Records for processing —
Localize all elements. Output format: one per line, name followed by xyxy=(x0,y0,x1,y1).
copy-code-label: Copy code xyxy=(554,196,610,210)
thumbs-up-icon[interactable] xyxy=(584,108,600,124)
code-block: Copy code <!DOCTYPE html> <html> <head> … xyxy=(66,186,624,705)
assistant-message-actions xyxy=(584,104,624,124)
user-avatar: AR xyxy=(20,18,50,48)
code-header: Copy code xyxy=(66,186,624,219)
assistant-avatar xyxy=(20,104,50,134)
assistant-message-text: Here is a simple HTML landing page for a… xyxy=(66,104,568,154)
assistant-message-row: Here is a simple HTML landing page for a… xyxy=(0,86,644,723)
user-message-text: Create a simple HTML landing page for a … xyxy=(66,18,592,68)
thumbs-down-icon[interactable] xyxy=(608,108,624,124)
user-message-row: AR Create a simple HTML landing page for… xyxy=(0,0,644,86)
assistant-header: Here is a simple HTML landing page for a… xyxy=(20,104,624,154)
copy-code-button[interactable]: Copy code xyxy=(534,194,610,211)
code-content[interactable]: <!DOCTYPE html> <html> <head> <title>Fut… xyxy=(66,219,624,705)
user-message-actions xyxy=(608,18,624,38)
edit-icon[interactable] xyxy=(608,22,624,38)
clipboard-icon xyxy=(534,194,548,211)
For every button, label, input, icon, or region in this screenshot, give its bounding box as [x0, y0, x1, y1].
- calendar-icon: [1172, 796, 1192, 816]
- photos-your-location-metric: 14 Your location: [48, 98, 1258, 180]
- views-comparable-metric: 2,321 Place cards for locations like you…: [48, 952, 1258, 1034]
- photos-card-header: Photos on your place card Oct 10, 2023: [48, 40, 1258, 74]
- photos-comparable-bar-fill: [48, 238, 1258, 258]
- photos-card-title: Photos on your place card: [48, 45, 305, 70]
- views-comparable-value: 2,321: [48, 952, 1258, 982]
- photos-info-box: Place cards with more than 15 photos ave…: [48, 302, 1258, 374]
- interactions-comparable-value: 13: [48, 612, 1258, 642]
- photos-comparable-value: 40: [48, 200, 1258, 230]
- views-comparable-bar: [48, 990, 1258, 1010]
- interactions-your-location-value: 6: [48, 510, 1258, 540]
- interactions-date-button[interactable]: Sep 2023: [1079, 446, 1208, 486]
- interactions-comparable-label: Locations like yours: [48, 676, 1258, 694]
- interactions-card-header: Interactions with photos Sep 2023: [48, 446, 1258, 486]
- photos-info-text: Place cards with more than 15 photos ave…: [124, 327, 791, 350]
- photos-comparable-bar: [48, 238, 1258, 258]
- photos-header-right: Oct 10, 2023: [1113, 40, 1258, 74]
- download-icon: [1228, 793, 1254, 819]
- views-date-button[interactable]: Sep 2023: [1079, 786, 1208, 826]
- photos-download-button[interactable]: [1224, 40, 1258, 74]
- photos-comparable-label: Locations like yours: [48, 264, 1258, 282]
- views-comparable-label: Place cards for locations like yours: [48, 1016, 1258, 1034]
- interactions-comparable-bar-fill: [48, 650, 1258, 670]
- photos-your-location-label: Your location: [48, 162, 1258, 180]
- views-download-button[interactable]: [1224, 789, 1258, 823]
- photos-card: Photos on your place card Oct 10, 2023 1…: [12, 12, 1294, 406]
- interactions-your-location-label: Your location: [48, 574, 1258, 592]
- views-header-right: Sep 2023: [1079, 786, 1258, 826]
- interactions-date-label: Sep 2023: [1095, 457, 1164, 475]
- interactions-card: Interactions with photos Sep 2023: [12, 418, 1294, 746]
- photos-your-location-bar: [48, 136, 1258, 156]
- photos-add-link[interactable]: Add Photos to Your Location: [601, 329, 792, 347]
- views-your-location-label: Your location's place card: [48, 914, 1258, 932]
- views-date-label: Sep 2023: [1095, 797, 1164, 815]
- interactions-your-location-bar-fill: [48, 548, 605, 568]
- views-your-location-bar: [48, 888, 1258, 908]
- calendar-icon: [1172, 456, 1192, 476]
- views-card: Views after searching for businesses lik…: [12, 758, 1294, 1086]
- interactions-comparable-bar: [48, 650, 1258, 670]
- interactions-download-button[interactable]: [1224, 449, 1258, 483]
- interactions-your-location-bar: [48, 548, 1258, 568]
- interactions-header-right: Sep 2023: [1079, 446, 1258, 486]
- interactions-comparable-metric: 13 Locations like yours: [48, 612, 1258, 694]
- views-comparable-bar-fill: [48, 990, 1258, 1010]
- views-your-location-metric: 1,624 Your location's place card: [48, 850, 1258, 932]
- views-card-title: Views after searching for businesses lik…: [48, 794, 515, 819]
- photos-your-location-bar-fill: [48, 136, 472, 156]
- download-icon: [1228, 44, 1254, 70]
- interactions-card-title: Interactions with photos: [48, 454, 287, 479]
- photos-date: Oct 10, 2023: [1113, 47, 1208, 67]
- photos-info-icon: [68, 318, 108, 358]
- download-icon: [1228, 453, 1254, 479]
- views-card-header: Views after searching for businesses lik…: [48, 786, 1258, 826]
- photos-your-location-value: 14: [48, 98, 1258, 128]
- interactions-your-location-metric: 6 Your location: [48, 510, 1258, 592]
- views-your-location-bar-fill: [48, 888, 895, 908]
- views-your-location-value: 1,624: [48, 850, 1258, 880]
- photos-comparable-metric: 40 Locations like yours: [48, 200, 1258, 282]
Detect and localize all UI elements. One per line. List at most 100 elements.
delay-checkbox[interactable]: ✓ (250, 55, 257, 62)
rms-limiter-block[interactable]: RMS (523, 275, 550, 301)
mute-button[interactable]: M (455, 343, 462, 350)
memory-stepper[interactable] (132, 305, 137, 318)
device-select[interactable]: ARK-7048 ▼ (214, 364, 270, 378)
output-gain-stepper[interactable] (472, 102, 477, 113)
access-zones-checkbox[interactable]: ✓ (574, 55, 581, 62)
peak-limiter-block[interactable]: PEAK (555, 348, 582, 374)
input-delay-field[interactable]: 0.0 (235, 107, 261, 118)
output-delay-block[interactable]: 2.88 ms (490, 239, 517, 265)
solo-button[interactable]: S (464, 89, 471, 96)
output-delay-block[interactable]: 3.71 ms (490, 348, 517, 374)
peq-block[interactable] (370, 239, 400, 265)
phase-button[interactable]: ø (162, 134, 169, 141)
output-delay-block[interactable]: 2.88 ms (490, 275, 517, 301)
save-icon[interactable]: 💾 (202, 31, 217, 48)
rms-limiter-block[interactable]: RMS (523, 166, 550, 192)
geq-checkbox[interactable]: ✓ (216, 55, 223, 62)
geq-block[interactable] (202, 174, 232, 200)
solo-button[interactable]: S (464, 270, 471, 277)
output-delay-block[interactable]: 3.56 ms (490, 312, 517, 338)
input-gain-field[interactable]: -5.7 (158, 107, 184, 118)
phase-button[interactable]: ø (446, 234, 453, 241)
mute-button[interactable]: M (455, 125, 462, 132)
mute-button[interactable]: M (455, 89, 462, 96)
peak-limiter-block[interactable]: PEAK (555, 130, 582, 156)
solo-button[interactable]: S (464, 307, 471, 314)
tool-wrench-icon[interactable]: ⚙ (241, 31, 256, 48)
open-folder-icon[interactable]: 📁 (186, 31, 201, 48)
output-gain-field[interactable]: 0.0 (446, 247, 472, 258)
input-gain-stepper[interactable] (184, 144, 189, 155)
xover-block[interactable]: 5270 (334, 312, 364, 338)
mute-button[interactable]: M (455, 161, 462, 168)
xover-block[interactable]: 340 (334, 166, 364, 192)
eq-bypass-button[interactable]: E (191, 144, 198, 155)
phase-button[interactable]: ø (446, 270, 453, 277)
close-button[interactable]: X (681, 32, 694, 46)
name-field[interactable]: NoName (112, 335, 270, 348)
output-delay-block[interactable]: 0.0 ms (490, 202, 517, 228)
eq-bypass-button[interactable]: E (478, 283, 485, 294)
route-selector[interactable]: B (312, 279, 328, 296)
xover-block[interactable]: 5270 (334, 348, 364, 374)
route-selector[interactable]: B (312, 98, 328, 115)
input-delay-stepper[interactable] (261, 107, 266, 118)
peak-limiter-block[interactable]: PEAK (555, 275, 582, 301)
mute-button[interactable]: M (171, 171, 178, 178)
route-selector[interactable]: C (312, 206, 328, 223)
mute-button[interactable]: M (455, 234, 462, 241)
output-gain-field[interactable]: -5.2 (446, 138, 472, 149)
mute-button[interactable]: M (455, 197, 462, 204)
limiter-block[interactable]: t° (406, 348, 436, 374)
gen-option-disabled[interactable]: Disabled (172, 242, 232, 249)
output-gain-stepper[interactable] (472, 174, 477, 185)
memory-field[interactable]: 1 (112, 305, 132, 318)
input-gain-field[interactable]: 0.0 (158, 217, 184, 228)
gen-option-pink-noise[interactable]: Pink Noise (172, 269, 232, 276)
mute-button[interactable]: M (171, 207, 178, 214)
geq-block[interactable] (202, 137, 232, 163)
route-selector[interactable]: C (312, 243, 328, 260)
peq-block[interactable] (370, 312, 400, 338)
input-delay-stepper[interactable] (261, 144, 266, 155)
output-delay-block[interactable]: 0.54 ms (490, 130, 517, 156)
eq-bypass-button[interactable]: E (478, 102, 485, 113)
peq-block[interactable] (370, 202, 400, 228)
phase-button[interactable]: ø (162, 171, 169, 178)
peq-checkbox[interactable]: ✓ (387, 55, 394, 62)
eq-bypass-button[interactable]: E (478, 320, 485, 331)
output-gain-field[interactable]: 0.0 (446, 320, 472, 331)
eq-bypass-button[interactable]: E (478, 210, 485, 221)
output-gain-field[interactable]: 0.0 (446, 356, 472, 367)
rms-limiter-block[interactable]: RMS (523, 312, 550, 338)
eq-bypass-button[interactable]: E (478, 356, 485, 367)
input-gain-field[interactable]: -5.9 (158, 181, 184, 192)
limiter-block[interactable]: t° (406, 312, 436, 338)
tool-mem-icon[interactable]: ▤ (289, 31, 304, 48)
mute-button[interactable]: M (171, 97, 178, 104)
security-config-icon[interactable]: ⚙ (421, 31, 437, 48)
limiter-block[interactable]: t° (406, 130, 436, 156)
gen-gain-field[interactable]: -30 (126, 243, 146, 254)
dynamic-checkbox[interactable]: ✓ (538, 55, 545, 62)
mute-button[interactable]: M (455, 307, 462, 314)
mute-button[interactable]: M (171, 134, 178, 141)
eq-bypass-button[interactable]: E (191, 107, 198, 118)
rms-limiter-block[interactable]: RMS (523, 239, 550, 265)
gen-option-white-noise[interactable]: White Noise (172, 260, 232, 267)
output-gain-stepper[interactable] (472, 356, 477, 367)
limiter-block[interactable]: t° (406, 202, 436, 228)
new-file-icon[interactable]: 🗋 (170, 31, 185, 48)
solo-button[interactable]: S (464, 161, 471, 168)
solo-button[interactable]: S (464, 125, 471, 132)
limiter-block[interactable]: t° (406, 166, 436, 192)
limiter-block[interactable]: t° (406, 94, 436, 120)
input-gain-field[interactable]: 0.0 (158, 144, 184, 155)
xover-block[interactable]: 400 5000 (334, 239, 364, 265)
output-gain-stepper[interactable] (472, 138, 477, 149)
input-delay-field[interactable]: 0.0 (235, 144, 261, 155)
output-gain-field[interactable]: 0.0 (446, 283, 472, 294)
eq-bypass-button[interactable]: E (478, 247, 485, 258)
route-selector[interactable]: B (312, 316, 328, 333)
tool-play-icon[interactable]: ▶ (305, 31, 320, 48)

Problem to solve — Update the items from their start through the line containing "copy-code-button[interactable]: Copy code", changing "assistant-avatar" to "bot-avatar" and keeping everything else the same.

Full response —
Localize all elements. Output format: one per line, name followed by xyxy=(x0,y0,x1,y1).
copy-code-label: Copy code xyxy=(554,196,610,210)
thumbs-up-icon[interactable] xyxy=(584,108,600,124)
code-block: Copy code <!DOCTYPE html> <html> <head> … xyxy=(66,186,624,705)
assistant-message-actions xyxy=(584,104,624,124)
user-avatar: AR xyxy=(20,18,50,48)
code-header: Copy code xyxy=(66,186,624,219)
bot-avatar xyxy=(20,104,50,134)
assistant-message-text: Here is a simple HTML landing page for a… xyxy=(66,104,568,154)
assistant-message-row: Here is a simple HTML landing page for a… xyxy=(0,86,644,723)
user-message-text: Create a simple HTML landing page for a … xyxy=(66,18,592,68)
thumbs-down-icon[interactable] xyxy=(608,108,624,124)
user-message-row: AR Create a simple HTML landing page for… xyxy=(0,0,644,86)
assistant-header: Here is a simple HTML landing page for a… xyxy=(20,104,624,154)
copy-code-button[interactable]: Copy code xyxy=(534,194,610,211)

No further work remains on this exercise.